Extracted records:
....................

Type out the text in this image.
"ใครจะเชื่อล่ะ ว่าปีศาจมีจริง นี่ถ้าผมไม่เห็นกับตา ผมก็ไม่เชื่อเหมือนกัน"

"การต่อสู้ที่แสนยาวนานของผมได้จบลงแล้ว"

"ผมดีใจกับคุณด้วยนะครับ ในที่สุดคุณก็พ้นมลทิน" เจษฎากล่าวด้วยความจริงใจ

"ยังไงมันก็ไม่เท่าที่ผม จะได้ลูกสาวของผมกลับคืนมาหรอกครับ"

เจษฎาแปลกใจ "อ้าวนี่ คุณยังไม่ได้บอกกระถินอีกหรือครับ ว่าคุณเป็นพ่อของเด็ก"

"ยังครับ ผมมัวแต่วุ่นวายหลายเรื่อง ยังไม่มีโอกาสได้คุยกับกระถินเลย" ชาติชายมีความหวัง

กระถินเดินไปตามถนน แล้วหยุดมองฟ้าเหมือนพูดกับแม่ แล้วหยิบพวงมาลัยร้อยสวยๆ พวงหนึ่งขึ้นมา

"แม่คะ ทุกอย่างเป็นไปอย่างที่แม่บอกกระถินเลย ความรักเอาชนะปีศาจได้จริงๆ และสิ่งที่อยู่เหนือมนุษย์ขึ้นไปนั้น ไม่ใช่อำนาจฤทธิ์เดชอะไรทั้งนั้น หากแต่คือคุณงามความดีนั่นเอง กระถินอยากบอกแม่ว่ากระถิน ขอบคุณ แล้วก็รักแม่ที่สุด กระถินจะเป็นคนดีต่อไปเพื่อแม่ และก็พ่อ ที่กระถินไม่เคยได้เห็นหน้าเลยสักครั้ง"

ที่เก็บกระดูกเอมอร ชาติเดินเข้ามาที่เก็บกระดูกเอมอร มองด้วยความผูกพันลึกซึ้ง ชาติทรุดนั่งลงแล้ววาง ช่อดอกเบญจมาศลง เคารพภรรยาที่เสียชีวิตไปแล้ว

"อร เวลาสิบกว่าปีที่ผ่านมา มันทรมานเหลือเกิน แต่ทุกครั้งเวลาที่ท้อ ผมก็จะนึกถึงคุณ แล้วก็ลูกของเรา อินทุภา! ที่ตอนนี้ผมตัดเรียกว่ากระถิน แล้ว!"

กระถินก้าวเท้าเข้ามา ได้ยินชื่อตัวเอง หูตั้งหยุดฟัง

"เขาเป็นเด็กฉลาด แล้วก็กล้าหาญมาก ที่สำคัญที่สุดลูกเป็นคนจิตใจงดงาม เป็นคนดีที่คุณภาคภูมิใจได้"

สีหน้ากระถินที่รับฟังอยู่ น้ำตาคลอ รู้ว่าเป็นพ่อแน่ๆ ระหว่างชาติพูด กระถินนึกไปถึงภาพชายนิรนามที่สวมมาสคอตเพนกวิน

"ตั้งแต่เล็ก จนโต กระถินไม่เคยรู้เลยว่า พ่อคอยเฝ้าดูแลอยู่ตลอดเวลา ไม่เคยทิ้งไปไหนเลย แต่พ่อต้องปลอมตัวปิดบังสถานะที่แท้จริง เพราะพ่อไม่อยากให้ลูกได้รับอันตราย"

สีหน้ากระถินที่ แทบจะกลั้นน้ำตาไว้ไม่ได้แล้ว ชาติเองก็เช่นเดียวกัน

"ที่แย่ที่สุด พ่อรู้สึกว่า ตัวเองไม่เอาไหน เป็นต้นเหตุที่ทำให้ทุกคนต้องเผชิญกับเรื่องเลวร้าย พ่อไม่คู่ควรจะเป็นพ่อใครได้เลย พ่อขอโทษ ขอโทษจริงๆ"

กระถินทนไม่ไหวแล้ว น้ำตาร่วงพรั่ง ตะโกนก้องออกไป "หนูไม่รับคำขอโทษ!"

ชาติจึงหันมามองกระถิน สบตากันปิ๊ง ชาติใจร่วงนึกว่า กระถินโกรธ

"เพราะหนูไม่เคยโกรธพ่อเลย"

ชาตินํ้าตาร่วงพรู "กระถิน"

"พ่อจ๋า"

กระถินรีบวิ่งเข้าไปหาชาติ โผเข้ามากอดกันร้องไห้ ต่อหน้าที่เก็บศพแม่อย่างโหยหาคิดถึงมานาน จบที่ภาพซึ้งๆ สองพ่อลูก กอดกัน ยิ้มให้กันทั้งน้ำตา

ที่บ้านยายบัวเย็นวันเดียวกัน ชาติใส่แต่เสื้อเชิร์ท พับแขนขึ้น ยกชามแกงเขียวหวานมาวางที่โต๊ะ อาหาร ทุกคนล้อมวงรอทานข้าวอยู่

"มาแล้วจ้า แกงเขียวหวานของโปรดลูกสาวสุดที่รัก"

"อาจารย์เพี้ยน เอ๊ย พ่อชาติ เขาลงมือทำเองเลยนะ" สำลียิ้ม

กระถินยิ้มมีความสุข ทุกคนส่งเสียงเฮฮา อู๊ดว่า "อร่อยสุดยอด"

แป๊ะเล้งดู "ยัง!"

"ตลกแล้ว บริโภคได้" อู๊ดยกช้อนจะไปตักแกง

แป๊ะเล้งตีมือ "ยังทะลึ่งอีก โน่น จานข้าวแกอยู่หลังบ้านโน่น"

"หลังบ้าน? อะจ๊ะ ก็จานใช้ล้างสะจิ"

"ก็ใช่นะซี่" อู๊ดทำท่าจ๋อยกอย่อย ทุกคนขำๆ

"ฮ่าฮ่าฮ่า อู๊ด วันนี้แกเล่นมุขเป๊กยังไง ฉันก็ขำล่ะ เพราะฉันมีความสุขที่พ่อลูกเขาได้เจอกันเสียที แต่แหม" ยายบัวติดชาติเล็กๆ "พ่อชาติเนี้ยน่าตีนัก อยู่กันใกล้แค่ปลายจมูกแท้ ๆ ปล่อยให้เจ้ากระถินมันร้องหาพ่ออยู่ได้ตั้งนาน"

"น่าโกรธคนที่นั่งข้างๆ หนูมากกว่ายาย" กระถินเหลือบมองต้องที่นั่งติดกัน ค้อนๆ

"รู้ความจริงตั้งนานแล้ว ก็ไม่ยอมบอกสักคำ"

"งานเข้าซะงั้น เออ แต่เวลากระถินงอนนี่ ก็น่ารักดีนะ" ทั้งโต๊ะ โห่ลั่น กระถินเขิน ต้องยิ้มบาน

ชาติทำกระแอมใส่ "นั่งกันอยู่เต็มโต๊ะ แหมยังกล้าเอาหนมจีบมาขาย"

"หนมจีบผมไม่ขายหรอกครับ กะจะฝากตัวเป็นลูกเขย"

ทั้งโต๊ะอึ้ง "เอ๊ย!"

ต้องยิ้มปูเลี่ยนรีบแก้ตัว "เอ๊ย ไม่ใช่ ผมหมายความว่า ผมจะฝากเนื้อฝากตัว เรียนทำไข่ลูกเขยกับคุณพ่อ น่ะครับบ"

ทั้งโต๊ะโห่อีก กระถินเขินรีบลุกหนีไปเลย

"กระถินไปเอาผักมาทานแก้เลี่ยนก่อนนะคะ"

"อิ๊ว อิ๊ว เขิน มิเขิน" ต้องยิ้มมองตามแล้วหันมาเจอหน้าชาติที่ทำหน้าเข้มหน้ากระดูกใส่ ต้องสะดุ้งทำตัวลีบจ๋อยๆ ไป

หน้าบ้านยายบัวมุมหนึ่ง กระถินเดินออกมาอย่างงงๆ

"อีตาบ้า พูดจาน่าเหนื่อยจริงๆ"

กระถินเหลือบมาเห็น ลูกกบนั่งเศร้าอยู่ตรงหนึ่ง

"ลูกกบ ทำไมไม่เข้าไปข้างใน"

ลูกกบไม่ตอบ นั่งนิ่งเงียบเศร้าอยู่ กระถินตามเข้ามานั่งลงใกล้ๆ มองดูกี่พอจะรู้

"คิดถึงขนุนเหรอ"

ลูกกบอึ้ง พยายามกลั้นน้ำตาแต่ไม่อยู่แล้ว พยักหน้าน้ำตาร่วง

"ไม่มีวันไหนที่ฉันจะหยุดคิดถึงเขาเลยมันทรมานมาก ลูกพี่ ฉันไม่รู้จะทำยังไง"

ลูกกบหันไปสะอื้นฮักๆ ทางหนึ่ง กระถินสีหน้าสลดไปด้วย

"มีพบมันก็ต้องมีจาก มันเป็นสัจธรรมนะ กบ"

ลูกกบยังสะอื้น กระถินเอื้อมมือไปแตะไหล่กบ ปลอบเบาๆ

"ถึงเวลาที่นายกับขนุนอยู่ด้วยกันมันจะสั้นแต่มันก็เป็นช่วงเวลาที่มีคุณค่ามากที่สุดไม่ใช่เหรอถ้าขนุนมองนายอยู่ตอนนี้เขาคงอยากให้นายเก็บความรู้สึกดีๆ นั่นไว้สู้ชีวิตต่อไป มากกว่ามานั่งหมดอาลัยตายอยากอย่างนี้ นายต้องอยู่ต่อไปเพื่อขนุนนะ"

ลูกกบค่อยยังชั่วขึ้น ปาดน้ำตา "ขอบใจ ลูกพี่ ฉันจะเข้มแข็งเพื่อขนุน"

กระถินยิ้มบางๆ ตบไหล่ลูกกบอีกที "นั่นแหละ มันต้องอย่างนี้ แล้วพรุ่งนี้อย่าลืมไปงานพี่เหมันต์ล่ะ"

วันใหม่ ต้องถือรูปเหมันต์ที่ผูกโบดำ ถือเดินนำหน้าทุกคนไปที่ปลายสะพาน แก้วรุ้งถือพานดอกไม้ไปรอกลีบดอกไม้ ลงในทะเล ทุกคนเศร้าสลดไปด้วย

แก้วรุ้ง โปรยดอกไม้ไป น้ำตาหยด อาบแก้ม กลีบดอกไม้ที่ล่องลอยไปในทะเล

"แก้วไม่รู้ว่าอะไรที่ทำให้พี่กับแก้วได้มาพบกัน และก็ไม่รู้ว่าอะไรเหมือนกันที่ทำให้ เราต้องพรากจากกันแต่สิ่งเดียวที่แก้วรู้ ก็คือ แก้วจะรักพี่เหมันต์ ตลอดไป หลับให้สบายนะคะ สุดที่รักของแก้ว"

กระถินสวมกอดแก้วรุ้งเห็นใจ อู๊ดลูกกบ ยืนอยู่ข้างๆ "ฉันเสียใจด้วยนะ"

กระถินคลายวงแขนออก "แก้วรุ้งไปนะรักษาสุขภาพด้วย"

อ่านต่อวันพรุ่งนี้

....................

### Instructions for the task
Tally the lines of the records holding the word "วงพร", then give only the resulting number.

### Written response
2